Şunu yapın » Şeker pancarı taban fiyatıyla ilgili haberde "Ziraat Odası Başkanı" ifadesinden "rahatsız ettiğini söyledi." ifadesine kadar uzanan bölümü hiç değiştirmeden kopyalayın.

Alıntı metin »
YEREL HABERLER - 07 Mart 2012 Çarşamba 17:12

ÇİFTÇİNİN ŞEKER PANCARINDA TABAN FİYAT ENDİŞESİ

A
A
A
ÇİFTÇİNİN ŞEKER PANCARINDA TABAN FİYAT ENDİŞESİ

Ziraat Odası Başkanı Ahmet Dökülen, özelleştirilen Turhal Şeker Fabrikası’nın yeni sahiplerinin henüz taban fiyatlarını açıklamamasının şeker pancarı üreticilerini endişeye soktuğunu ve rahatsız ettiğini söyledi.

Veri bölümü »
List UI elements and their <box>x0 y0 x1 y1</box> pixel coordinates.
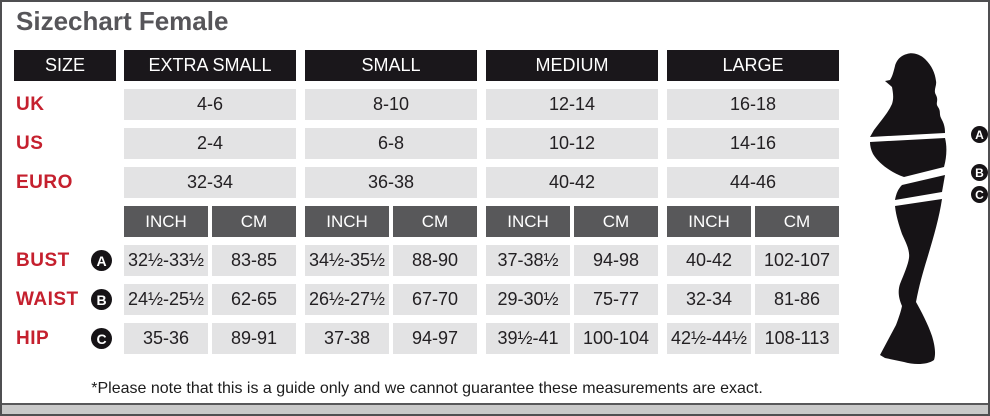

Alıştırma çözümü »
Ziraat Odası Başkanı Ahmet Dökülen, özelleştirilen Turhal Şeker Fabrikası’nın yeni sahiplerinin henüz taban fiyatlarını açıklamamasının şeker pancarı üreticilerini endişeye soktuğunu ve rahatsız ettiğini söyledi.